◆ **Instrucciones**
a. ¿Qué diagnóstico dio la doctora en el texto sobre la gastritis?
b. Escribe una continuación del texto sobre la gastritis a partir de su última oración.

◆ **Fragmento del texto**
┄┄┄┄┄┄┄┄┄┄┄┄┄┄┄┄┄┄┄┄

El sábado amanecí en la clínica por culpa de un dolor infernal en la boca del estómago. La doctora que me atendió, luego de amasarme la barriga preguntando por las sensaciones en diferentes zonas abdominales, diagnosticó con certeza “crisis de gastritis”, ante lo que me alarmé como cada vez que escucho la palabra crisis. Me inyectaron en cada nalga, me recetaron unas pastillas y un jarabe y me mandaron a la casa sano y salvo. Dormí casi todo el día y aunque aún siento un ligero dolor, la sensación no se compara a la producida por la pelota de ping-pong que daba vueltas esta mañana entre mi esófago. Para mi fortuna, la susodicha pelota ahora parece más un Bubbaloo.

Como era de esperarse, me pasé toda la noche leyendo sobre el aparato digestivo hasta estar preparado para operar cualquier tipo de complicación. Al final de esta consulta, lo que más me asombró no fue la hermosa complejidad con la que funciona este sistema sino la inexplicable dedicación al trabajo que tienen las piezas que lo componen. La gran mayoría de éstas trabajan 24 horas durante 7 días de la semana, alejadas del protagonismo producto de la vanidad (del que gozan muchos órganos externos) y relevadas incluso a permanecer en la penumbra de nuestros cuerpos de por vida. Sin excusas, trabajan como mineros explotados, a los que dudo se les haya preguntado alguna vez si están de acuerdo con sus condiciones laborales o si les parece justo no tener vacaciones remuneradas.

┄┄┄┄┄┄┄┄┄┄┄┄┄┄┄┄┄┄┄┄

◆ **Datos de origen**

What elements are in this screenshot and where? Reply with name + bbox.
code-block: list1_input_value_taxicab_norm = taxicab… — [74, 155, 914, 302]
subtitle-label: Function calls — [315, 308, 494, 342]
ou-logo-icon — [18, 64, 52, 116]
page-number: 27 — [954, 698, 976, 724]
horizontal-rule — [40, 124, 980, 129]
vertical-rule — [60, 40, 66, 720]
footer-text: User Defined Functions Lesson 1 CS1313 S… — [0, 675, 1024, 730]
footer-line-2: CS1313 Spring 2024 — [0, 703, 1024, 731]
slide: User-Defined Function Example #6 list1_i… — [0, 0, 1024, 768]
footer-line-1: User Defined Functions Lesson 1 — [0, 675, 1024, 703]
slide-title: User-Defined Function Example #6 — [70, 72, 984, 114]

┄┄┄┄┄┄┄┄┄┄┄┄┄┄┄┄┄┄┄┄

◆ **Respuestas por tarea**
a. Crisis de gastritis.

b.
Luego caí en cuenta de que su desgracia no termina ahí. Muchos de estos órganos son recordados por sus dueños solo en aquellas ocasiones en las que, por razones que se les salen de las manos, fallan. Como el módem de la casa, del que solo nos acordamos cuando los vídeos de youtube se ponen lentos o perdemos un partido de FIFA 13 por problemas de conexión. Además, el imaginario colectivo ha asociado esos hermosos y fieles órganos con el concepto de fealdad. Nadie quiere verse por dentro, así como a nadie le interesa ver un carro desde abajo. En un mundo realmente justo el estómago debería estar por fuera, en un trono desde el que pueda ver como todos los ovacionamos, y los dedos meñiques por dentro, olvidados por flojos, perezosos y lelos.

Me pregunté varias veces qué se sentirá ser un bazo o qué motivará a mi duodeno a no quejarse cada 15 días por las horas extras trabajadas que jamás le he pagado. Finalmente entendí que lo que yo consideraba desdicha, para ellos es felicidad. Tal vez mi esófago no volverá a molestar siempre y cuando yo prometa alejarme de cualquier cirugía que altere la tranquilidad del ecosistema que llevo dentro y no lo exponga a ver la luz de este mundo de mierda. Tal vez mi hígado no entra en huelga porque disfruta estar encerrado entre mis tripas, trabajando noche y día junto a otros órganos, pero alejado de la gente detestable y traicionera que habita este planeta. Tal vez yo sería un páncreas, en vez de una persona, si alguien me hubiese dejado elegir.